En la orilla del lago, una placa gris sobre el agua. Las embarcaciones cubiertas de ceniza transmiten una impresión lúgubre. Perdida la temporada de invierno, envueltos en las cenizas, algunos maníacos se esperanzan con el próximo verano. Pero tanto los optimistas desaforados por la necesidad como los escépticos saben que no habrá una recuperación en lo inmediato. Más allá de los voluntarismos, resulta difícil pensarle un futuro a Villa La Angostura. En la actualidad, los vuelos a Neuquén, Chapelco o San Carlos de Bariloche son infrecuentes y su cancelación es una constante. La forma más segura de acceso, a través del camino alfombrado por la ceniza, es en auto o en micro, alternativa que supone casi 18 horas de viaje en ruta desde Buenos Aires. Villa La Angostura no podrá superar este drama ecológico y social en un año o en dos. Tal vez, arriesgan los más sensatos, salir de esta fantasmagórica pesadilla de ceniza implique una década. Como suele ocurrir, los damnificados serán quienes hacen el trabajo invisible que los empresarios mal pagan y desdeñan y que los turistas prefieren ignorar. Porque el glamour, es sabido, no pasa hambre, no padece urgencias, y si se mantiene fuera de los beautiful landscapes que ofrecen las promociones, tanto mejor. El problema, el gran problema de La Angostura, es que ahora su landscape es espectral. Y además, a nadie le gusta vacacionar en un territorio que puede temblar y rugir en el momento menos pensado.

========

Ejercicios por completar.
A) Enumera todos los nombres propios de lugares que aparecen en el texto sobre Villa La Angostura, sin repetir ninguno.
B) Prosigue el texto sobre Villa La Angostura a partir de su última oración.

Fragmentos de datos.

========

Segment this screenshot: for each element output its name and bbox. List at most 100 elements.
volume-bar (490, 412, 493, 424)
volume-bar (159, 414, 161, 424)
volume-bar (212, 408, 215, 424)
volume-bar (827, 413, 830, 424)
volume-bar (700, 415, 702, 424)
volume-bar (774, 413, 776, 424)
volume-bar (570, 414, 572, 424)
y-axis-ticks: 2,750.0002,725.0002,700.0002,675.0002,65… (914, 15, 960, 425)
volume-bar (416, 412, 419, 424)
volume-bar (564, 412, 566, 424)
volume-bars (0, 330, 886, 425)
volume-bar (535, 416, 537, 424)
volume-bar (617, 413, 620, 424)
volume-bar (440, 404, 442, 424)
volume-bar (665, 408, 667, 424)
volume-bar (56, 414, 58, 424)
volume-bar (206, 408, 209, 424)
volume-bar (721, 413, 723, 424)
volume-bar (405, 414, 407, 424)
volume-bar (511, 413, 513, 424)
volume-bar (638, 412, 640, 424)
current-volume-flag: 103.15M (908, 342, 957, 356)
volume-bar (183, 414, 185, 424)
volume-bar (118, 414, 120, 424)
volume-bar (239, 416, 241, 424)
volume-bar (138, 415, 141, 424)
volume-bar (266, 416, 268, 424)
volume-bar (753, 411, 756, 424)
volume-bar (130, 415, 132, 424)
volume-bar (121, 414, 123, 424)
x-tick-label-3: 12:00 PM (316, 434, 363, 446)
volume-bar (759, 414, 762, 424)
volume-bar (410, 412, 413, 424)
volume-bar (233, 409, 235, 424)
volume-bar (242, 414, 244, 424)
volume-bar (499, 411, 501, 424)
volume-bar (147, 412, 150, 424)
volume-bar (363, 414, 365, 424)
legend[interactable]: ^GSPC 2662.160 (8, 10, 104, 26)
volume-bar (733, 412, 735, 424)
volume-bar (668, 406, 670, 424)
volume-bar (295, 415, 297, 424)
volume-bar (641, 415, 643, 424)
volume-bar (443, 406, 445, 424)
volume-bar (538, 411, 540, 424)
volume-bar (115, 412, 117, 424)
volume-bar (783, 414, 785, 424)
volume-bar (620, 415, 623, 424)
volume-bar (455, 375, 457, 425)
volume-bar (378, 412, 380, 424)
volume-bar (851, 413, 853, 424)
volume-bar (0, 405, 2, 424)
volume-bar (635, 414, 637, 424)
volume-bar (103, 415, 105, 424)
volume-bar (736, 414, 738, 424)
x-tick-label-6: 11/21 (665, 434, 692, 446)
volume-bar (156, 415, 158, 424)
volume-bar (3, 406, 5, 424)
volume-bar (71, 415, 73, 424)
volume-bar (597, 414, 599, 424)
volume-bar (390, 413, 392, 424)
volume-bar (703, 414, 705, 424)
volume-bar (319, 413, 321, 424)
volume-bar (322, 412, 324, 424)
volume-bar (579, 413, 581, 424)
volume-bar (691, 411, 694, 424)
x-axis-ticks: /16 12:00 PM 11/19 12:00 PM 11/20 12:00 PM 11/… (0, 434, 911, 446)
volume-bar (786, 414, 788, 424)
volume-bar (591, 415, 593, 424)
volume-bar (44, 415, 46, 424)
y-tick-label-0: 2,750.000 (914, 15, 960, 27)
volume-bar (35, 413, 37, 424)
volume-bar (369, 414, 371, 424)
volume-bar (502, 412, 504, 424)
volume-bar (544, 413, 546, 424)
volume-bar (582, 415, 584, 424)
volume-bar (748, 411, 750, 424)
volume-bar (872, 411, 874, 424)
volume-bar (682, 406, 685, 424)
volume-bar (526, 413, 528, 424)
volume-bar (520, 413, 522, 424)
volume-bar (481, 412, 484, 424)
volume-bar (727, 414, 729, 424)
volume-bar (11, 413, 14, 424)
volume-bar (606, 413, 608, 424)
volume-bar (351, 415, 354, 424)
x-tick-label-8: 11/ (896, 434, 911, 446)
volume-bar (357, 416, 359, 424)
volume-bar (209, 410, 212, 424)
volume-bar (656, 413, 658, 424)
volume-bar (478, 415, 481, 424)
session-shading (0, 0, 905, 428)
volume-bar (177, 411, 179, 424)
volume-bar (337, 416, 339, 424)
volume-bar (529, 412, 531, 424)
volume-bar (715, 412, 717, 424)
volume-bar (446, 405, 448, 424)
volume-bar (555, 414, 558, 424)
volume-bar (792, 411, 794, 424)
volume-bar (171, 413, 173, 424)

========

Tus respuestas.
A) Villa La Angostura, Neuquén, Chapelco, San Carlos de Bariloche, Buenos Aires

B)
Un detalle final: mientras termino de apurar esta crónica, desde La Angostura me llega un mail informándome que el Puyehue acaba de entrar otra vez en erupción. Después, pasando por el barrio El Mallín, y no muy lejos, está el cementerio. Está en una subida. Lápidas y cruces emergen apenas entre las cenizas. Cenizas en el cielo, cenizas en las ramas curvadas hacia abajo, cenizas avejentando un perro hambriento que husmea entre las tumbas, cenizas en el viento, cenizas, siempre cenizas. Las cenizas de un paraíso perdido.